TASK STATEMENT:
Omit the images. Copy each entry word for word.

DATASET CONTENT:
_ _ _ _ _
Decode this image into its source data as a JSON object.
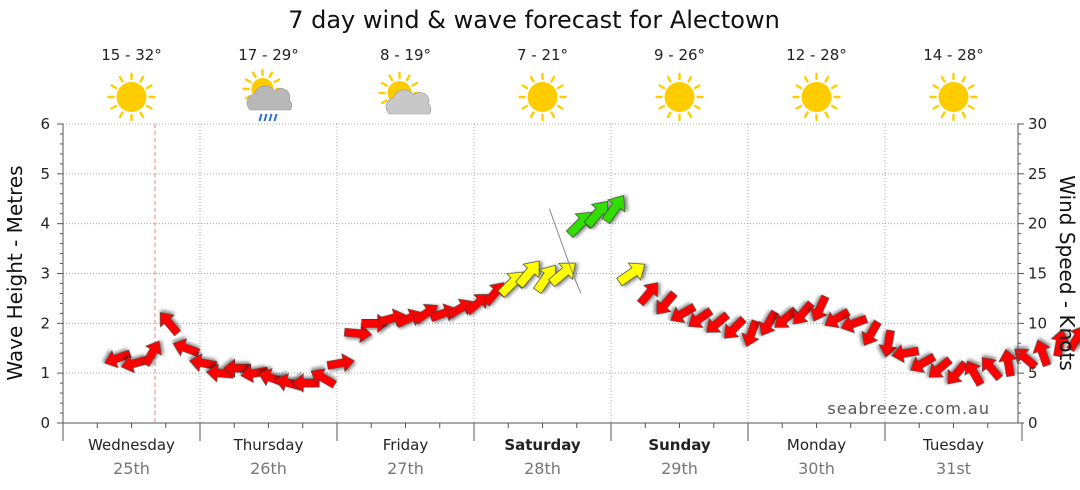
{
  "chart_data": {
    "type": "line",
    "title": "7 day wind & wave forecast for Alectown",
    "ylabel_left": "Wave Height - Metres",
    "ylabel_right": "Wind Speed - Knots",
    "ylim_left": [
      0,
      6
    ],
    "ylim_right": [
      0,
      30
    ],
    "yticks_left": [
      "0",
      "1",
      "2",
      "3",
      "4",
      "5",
      "6"
    ],
    "yticks_right": [
      "0",
      "5",
      "10",
      "15",
      "20",
      "25",
      "30"
    ],
    "grid": true,
    "days": [
      {
        "name": "Wednesday",
        "date": "25th",
        "bold": false,
        "temp": "15 - 32°",
        "weather": "sunny-icon"
      },
      {
        "name": "Thursday",
        "date": "26th",
        "bold": false,
        "temp": "17 - 29°",
        "weather": "rain-cloud-icon"
      },
      {
        "name": "Friday",
        "date": "27th",
        "bold": false,
        "temp": "8 - 19°",
        "weather": "partly-cloudy-icon"
      },
      {
        "name": "Saturday",
        "date": "28th",
        "bold": true,
        "temp": "7 - 21°",
        "weather": "sunny-icon"
      },
      {
        "name": "Sunday",
        "date": "29th",
        "bold": true,
        "temp": "9 - 26°",
        "weather": "sunny-icon"
      },
      {
        "name": "Monday",
        "date": "30th",
        "bold": false,
        "temp": "12 - 28°",
        "weather": "sunny-icon"
      },
      {
        "name": "Tuesday",
        "date": "31st",
        "bold": false,
        "temp": "14 - 28°",
        "weather": "sunny-icon"
      }
    ],
    "series": [
      {
        "name": "Wind Speed",
        "unit": "knots",
        "x_start": 0.4,
        "x_step": 0.125,
        "values": [
          6.5,
          6,
          7,
          10,
          7.5,
          6,
          5,
          5.5,
          5,
          4.5,
          4,
          4,
          4.5,
          6,
          9,
          10,
          10.5,
          10.5,
          11,
          11,
          11.5,
          12,
          13,
          14,
          15,
          14.5,
          15,
          20,
          21,
          21.5,
          15,
          13,
          12,
          11,
          10.5,
          10,
          9.5,
          9,
          10,
          10.5,
          11,
          11.5,
          10.5,
          10,
          9,
          8,
          7,
          6,
          5.5,
          5,
          5,
          5.5,
          6,
          6.5,
          7,
          8,
          8.5,
          8,
          7.5,
          7.5,
          8,
          8.5,
          8.5,
          9,
          9.5,
          10,
          8,
          7,
          6.5,
          7,
          8,
          8.5,
          9,
          9.5,
          10,
          10.5,
          11,
          11,
          11.5,
          12,
          10,
          8,
          7,
          6.5,
          7,
          7.5,
          8,
          8.5,
          9
        ],
        "color_scale": {
          "low": "#ff0000",
          "mid": "#ffff00",
          "high": "#33dd00"
        }
      }
    ]
  },
  "watermark": "seabreeze.com.au",
  "colors": {
    "wind_low": "#ff0000",
    "wind_mid": "#ffff00",
    "wind_high": "#33dd00",
    "sun": "#ffcc00",
    "now_marker": "#e88080"
  }
}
_ _ _ _ _
CORRECT RESULT:
Decode this image into its source data as a JSON object.
{
  "chart_data": {
    "type": "line",
    "title": "7 day wind & wave forecast for Alectown",
    "ylabel_left": "Wave Height - Metres",
    "ylabel_right": "Wind Speed - Knots",
    "ylim_left": [
      0,
      6
    ],
    "ylim_right": [
      0,
      30
    ],
    "yticks_left": [
      "0",
      "1",
      "2",
      "3",
      "4",
      "5",
      "6"
    ],
    "yticks_right": [
      "0",
      "5",
      "10",
      "15",
      "20",
      "25",
      "30"
    ],
    "grid": true,
    "days": [
      {
        "name": "Wednesday",
        "date": "25th",
        "bold": false,
        "temp": "15 - 32°",
        "weather": "sunny-icon"
      },
      {
        "name": "Thursday",
        "date": "26th",
        "bold": false,
        "temp": "17 - 29°",
        "weather": "rain-cloud-icon"
      },
      {
        "name": "Friday",
        "date": "27th",
        "bold": false,
        "temp": "8 - 19°",
        "weather": "partly-cloudy-icon"
      },
      {
        "name": "Saturday",
        "date": "28th",
        "bold": true,
        "temp": "7 - 21°",
        "weather": "sunny-icon"
      },
      {
        "name": "Sunday",
        "date": "29th",
        "bold": true,
        "temp": "9 - 26°",
        "weather": "sunny-icon"
      },
      {
        "name": "Monday",
        "date": "30th",
        "bold": false,
        "temp": "12 - 28°",
        "weather": "sunny-icon"
      },
      {
        "name": "Tuesday",
        "date": "31st",
        "bold": false,
        "temp": "14 - 28°",
        "weather": "sunny-icon"
      }
    ],
    "series": [
      {
        "name": "Wind Speed",
        "unit": "knots",
        "x_start": 0.4,
        "x_step": 0.125,
        "values": [
          6.5,
          6,
          7,
          10,
          7.5,
          6,
          5,
          5.5,
          5,
          4.5,
          4,
          4,
          4.5,
          6,
          9,
          10,
          10.5,
          10.5,
          11,
          11,
          11.5,
          12,
          13,
          14,
          15,
          14.5,
          15,
          20,
          21,
          21.5,
          15,
          13,
          12,
          11,
          10.5,
          10,
          9.5,
          9,
          10,
          10.5,
          11,
          11.5,
          10.5,
          10,
          9,
          8,
          7,
          6,
          5.5,
          5,
          5,
          5.5,
          6,
          6.5,
          7,
          8,
          8.5,
          8,
          7.5,
          7.5,
          8,
          8.5,
          8.5,
          9,
          9.5,
          10,
          8,
          7,
          6.5,
          7,
          8,
          8.5,
          9,
          9.5,
          10,
          10.5,
          11,
          11,
          11.5,
          12,
          10,
          8,
          7,
          6.5,
          7,
          7.5,
          8,
          8.5,
          9
        ],
        "color_scale": {
          "low": "#ff0000",
          "mid": "#ffff00",
          "high": "#33dd00"
        }
      }
    ]
  },
  "watermark": "seabreeze.com.au",
  "colors": {
    "wind_low": "#ff0000",
    "wind_mid": "#ffff00",
    "wind_high": "#33dd00",
    "sun": "#ffcc00",
    "now_marker": "#e88080"
  }
}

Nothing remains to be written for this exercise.